* MATERIAL FOR THIS EXERCISE

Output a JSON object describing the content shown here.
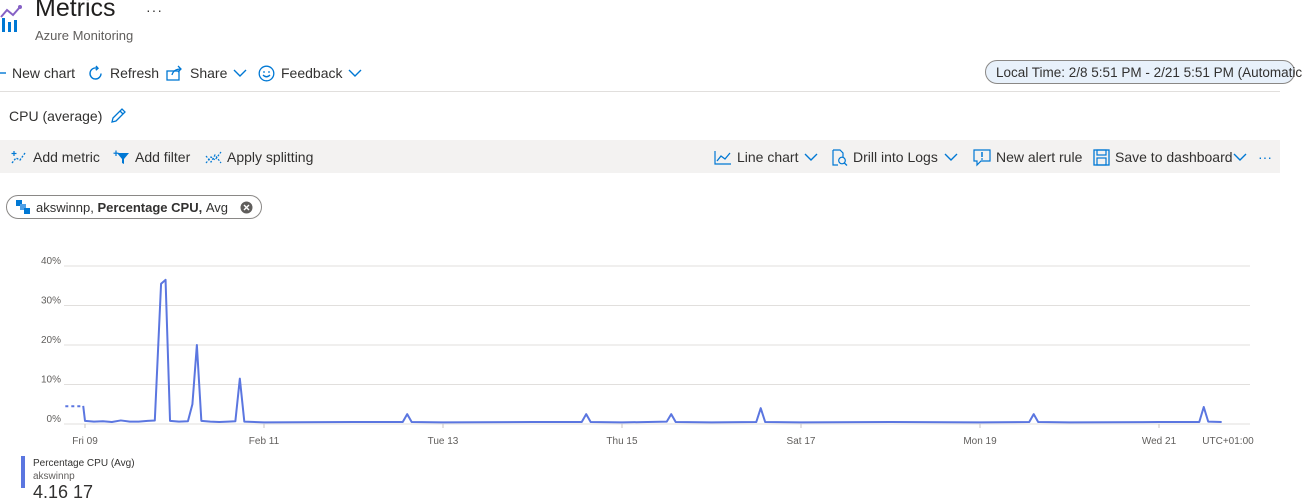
{
  "header": {
    "title": "Metrics",
    "subtitle": "Azure Monitoring",
    "more_label": "···",
    "logo_icon": "metrics-chart-icon"
  },
  "commands": {
    "new_chart": "New chart",
    "refresh": "Refresh",
    "share": "Share",
    "feedback": "Feedback",
    "time_range": "Local Time: 2/8 5:51 PM - 2/21 5:51 PM (Automatic"
  },
  "chart_title": "CPU (average)",
  "toolbar": {
    "add_metric": "Add metric",
    "add_filter": "Add filter",
    "apply_splitting": "Apply splitting",
    "line_chart": "Line chart",
    "drill_into_logs": "Drill into Logs",
    "new_alert_rule": "New alert rule",
    "save_to_dashboard": "Save to dashboard",
    "more": "···"
  },
  "metric_pill": {
    "resource": "akswinnp,",
    "metric": "Percentage CPU,",
    "aggregation": "Avg"
  },
  "legend": {
    "name": "Percentage CPU (Avg)",
    "resource": "akswinnp",
    "value": "4.16 17"
  },
  "colors": {
    "accent": "#0078d4",
    "series": "#5b76e0",
    "toolbar_bg": "#f3f2f1",
    "time_pill_bg": "#e8f1fb"
  },
  "chart_data": {
    "type": "line",
    "ylim": [
      0,
      40
    ],
    "y_ticks": [
      "0%",
      "10%",
      "20%",
      "30%",
      "40%"
    ],
    "x_ticks": [
      "Fri 09",
      "Feb 11",
      "Tue 13",
      "Thu 15",
      "Sat 17",
      "Mon 19",
      "Wed 21"
    ],
    "timezone_label": "UTC+01:00",
    "x_start_day": 8.74,
    "series": [
      {
        "points": [
          [
            9.0,
            0.8
          ],
          [
            9.1,
            0.6
          ],
          [
            9.2,
            0.7
          ],
          [
            9.3,
            0.5
          ],
          [
            9.4,
            0.9
          ],
          [
            9.5,
            0.6
          ],
          [
            9.6,
            0.6
          ],
          [
            9.7,
            0.8
          ],
          [
            9.78,
            0.9
          ],
          [
            9.85,
            35.5
          ],
          [
            9.9,
            36.5
          ],
          [
            9.95,
            0.8
          ],
          [
            10.05,
            0.6
          ],
          [
            10.15,
            0.7
          ],
          [
            10.2,
            5.0
          ],
          [
            10.25,
            20.0
          ],
          [
            10.3,
            0.8
          ],
          [
            10.4,
            0.6
          ],
          [
            10.5,
            0.5
          ],
          [
            10.6,
            0.6
          ],
          [
            10.68,
            0.7
          ],
          [
            10.73,
            11.5
          ],
          [
            10.78,
            0.6
          ],
          [
            11.0,
            0.4
          ],
          [
            12.0,
            0.5
          ],
          [
            12.55,
            0.5
          ],
          [
            12.6,
            2.5
          ],
          [
            12.65,
            0.5
          ],
          [
            13.0,
            0.4
          ],
          [
            14.0,
            0.5
          ],
          [
            14.55,
            0.5
          ],
          [
            14.6,
            2.5
          ],
          [
            14.65,
            0.5
          ],
          [
            15.0,
            0.4
          ],
          [
            15.5,
            0.6
          ],
          [
            15.55,
            2.5
          ],
          [
            15.6,
            0.5
          ],
          [
            16.0,
            0.4
          ],
          [
            16.5,
            0.5
          ],
          [
            16.55,
            4.0
          ],
          [
            16.6,
            0.5
          ],
          [
            17.0,
            0.4
          ],
          [
            18.0,
            0.5
          ],
          [
            19.0,
            0.4
          ],
          [
            19.55,
            0.5
          ],
          [
            19.6,
            2.5
          ],
          [
            19.65,
            0.5
          ],
          [
            20.0,
            0.4
          ],
          [
            21.0,
            0.5
          ],
          [
            21.45,
            0.5
          ],
          [
            21.5,
            4.3
          ],
          [
            21.55,
            0.6
          ],
          [
            21.7,
            0.5
          ]
        ],
        "dashed_prefix": [
          [
            8.78,
            4.5
          ],
          [
            8.95,
            4.5
          ]
        ],
        "prefix_point": [
          8.98,
          4.6
        ]
      }
    ]
  }
}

* EXERCISE REQUIREMENTS
Transcribe the full listing character for character. Pictures are excluded.

* OUTPUT FOR THIS TASK
Output a JSON object describing the content shown here.
{
  "header": {
    "title": "Metrics",
    "subtitle": "Azure Monitoring",
    "more_label": "···",
    "logo_icon": "metrics-chart-icon"
  },
  "commands": {
    "new_chart": "New chart",
    "refresh": "Refresh",
    "share": "Share",
    "feedback": "Feedback",
    "time_range": "Local Time: 2/8 5:51 PM - 2/21 5:51 PM (Automatic"
  },
  "chart_title": "CPU (average)",
  "toolbar": {
    "add_metric": "Add metric",
    "add_filter": "Add filter",
    "apply_splitting": "Apply splitting",
    "line_chart": "Line chart",
    "drill_into_logs": "Drill into Logs",
    "new_alert_rule": "New alert rule",
    "save_to_dashboard": "Save to dashboard",
    "more": "···"
  },
  "metric_pill": {
    "resource": "akswinnp,",
    "metric": "Percentage CPU,",
    "aggregation": "Avg"
  },
  "legend": {
    "name": "Percentage CPU (Avg)",
    "resource": "akswinnp",
    "value": "4.16 17"
  },
  "colors": {
    "accent": "#0078d4",
    "series": "#5b76e0",
    "toolbar_bg": "#f3f2f1",
    "time_pill_bg": "#e8f1fb"
  },
  "chart_data": {
    "type": "line",
    "ylim": [
      0,
      40
    ],
    "y_ticks": [
      "0%",
      "10%",
      "20%",
      "30%",
      "40%"
    ],
    "x_ticks": [
      "Fri 09",
      "Feb 11",
      "Tue 13",
      "Thu 15",
      "Sat 17",
      "Mon 19",
      "Wed 21"
    ],
    "timezone_label": "UTC+01:00",
    "x_start_day": 8.74,
    "series": [
      {
        "points": [
          [
            9.0,
            0.8
          ],
          [
            9.1,
            0.6
          ],
          [
            9.2,
            0.7
          ],
          [
            9.3,
            0.5
          ],
          [
            9.4,
            0.9
          ],
          [
            9.5,
            0.6
          ],
          [
            9.6,
            0.6
          ],
          [
            9.7,
            0.8
          ],
          [
            9.78,
            0.9
          ],
          [
            9.85,
            35.5
          ],
          [
            9.9,
            36.5
          ],
          [
            9.95,
            0.8
          ],
          [
            10.05,
            0.6
          ],
          [
            10.15,
            0.7
          ],
          [
            10.2,
            5.0
          ],
          [
            10.25,
            20.0
          ],
          [
            10.3,
            0.8
          ],
          [
            10.4,
            0.6
          ],
          [
            10.5,
            0.5
          ],
          [
            10.6,
            0.6
          ],
          [
            10.68,
            0.7
          ],
          [
            10.73,
            11.5
          ],
          [
            10.78,
            0.6
          ],
          [
            11.0,
            0.4
          ],
          [
            12.0,
            0.5
          ],
          [
            12.55,
            0.5
          ],
          [
            12.6,
            2.5
          ],
          [
            12.65,
            0.5
          ],
          [
            13.0,
            0.4
          ],
          [
            14.0,
            0.5
          ],
          [
            14.55,
            0.5
          ],
          [
            14.6,
            2.5
          ],
          [
            14.65,
            0.5
          ],
          [
            15.0,
            0.4
          ],
          [
            15.5,
            0.6
          ],
          [
            15.55,
            2.5
          ],
          [
            15.6,
            0.5
          ],
          [
            16.0,
            0.4
          ],
          [
            16.5,
            0.5
          ],
          [
            16.55,
            4.0
          ],
          [
            16.6,
            0.5
          ],
          [
            17.0,
            0.4
          ],
          [
            18.0,
            0.5
          ],
          [
            19.0,
            0.4
          ],
          [
            19.55,
            0.5
          ],
          [
            19.6,
            2.5
          ],
          [
            19.65,
            0.5
          ],
          [
            20.0,
            0.4
          ],
          [
            21.0,
            0.5
          ],
          [
            21.45,
            0.5
          ],
          [
            21.5,
            4.3
          ],
          [
            21.55,
            0.6
          ],
          [
            21.7,
            0.5
          ]
        ],
        "dashed_prefix": [
          [
            8.78,
            4.5
          ],
          [
            8.95,
            4.5
          ]
        ],
        "prefix_point": [
          8.98,
          4.6
        ]
      }
    ]
  }
}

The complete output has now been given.